WHAT THE EXERCISE ASKS: Give the entries back exactly, dropping each image.

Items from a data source

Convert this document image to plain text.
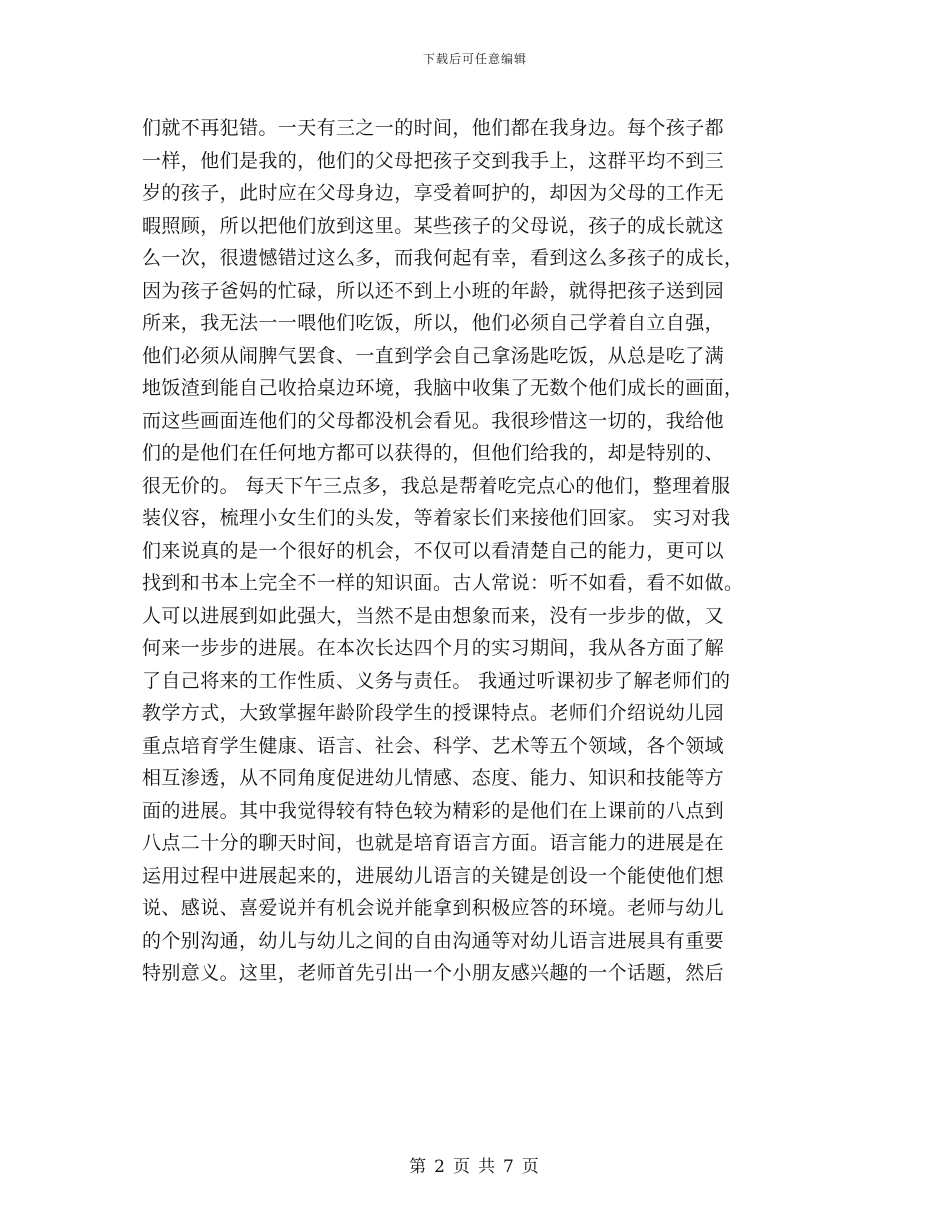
下载后可任意编辑
们就不再犯错。一天有三之一的时间，他们都在我身边。每个孩子都
一样，他们是我的，他们的父母把孩子交到我手上，这群平均不到三
岁的孩子，此时应在父母身边，享受着呵护的，却因为父母的工作无
暇照顾，所以把他们放到这里。某些孩子的父母说，孩子的成长就这
么一次，很遗憾错过这么多，而我何起有幸，看到这么多孩子的成长，
因为孩子爸妈的忙碌，所以还不到上小班的年龄，就得把孩子送到园
所来，我无法一一喂他们吃饭，所以，他们必须自己学着自立自强，
他们必须从闹脾气罢食、一直到学会自己拿汤匙吃饭，从总是吃了满
地饭渣到能自己收拾桌边环境，我脑中收集了无数个他们成长的画面，
而这些画面连他们的父母都没机会看见。我很珍惜这一切的，我给他
们的是他们在任何地方都可以获得的，但他们给我的，却是特别的、
很无价的。 每天下午三点多，我总是帮着吃完点心的他们，整理着服
装仪容，梳理小女生们的头发，等着家长们来接他们回家。 实习对我
们来说真的是一个很好的机会，不仅可以看清楚自己的能力，更可以
找到和书本上完全不一样的知识面。古人常说：听不如看，看不如做。
人可以进展到如此强大，当然不是由想象而来，没有一步步的做，又
何来一步步的进展。在本次长达四个月的实习期间，我从各方面了解
了自己将来的工作性质、义务与责任。 我通过听课初步了解老师们的
教学方式，大致掌握年龄阶段学生的授课特点。老师们介绍说幼儿园
重点培育学生健康、语言、社会、科学、艺术等五个领域，各个领域
相互渗透，从不同角度促进幼儿情感、态度、能力、知识和技能等方
面的进展。其中我觉得较有特色较为精彩的是他们在上课前的八点到
八点二十分的聊天时间，也就是培育语言方面。语言能力的进展是在
运用过程中进展起来的，进展幼儿语言的关键是创设一个能使他们想
说、感说、喜爱说并有机会说并能拿到积极应答的环境。老师与幼儿
的个别沟通，幼儿与幼儿之间的自由沟通等对幼儿语言进展具有重要
特别意义。这里，老师首先引出一个小朋友感兴趣的一个话题，然后
第 2 页 共 7 页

RESULT:
Convert this document image to plain text.
下载后可任意编辑
们就不再犯错。一天有三之一的时间，他们都在我身边。每个孩子都
一样，他们是我的，他们的父母把孩子交到我手上，这群平均不到三
岁的孩子，此时应在父母身边，享受着呵护的，却因为父母的工作无
暇照顾，所以把他们放到这里。某些孩子的父母说，孩子的成长就这
么一次，很遗憾错过这么多，而我何起有幸，看到这么多孩子的成长，
因为孩子爸妈的忙碌，所以还不到上小班的年龄，就得把孩子送到园
所来，我无法一一喂他们吃饭，所以，他们必须自己学着自立自强，
他们必须从闹脾气罢食、一直到学会自己拿汤匙吃饭，从总是吃了满
地饭渣到能自己收拾桌边环境，我脑中收集了无数个他们成长的画面，
而这些画面连他们的父母都没机会看见。我很珍惜这一切的，我给他
们的是他们在任何地方都可以获得的，但他们给我的，却是特别的、
很无价的。 每天下午三点多，我总是帮着吃完点心的他们，整理着服
装仪容，梳理小女生们的头发，等着家长们来接他们回家。 实习对我
们来说真的是一个很好的机会，不仅可以看清楚自己的能力，更可以
找到和书本上完全不一样的知识面。古人常说：听不如看，看不如做。
人可以进展到如此强大，当然不是由想象而来，没有一步步的做，又
何来一步步的进展。在本次长达四个月的实习期间，我从各方面了解
了自己将来的工作性质、义务与责任。 我通过听课初步了解老师们的
教学方式，大致掌握年龄阶段学生的授课特点。老师们介绍说幼儿园
重点培育学生健康、语言、社会、科学、艺术等五个领域，各个领域
相互渗透，从不同角度促进幼儿情感、态度、能力、知识和技能等方
面的进展。其中我觉得较有特色较为精彩的是他们在上课前的八点到
八点二十分的聊天时间，也就是培育语言方面。语言能力的进展是在
运用过程中进展起来的，进展幼儿语言的关键是创设一个能使他们想
说、感说、喜爱说并有机会说并能拿到积极应答的环境。老师与幼儿
的个别沟通，幼儿与幼儿之间的自由沟通等对幼儿语言进展具有重要
特别意义。这里，老师首先引出一个小朋友感兴趣的一个话题，然后
第 2 页 共 7 页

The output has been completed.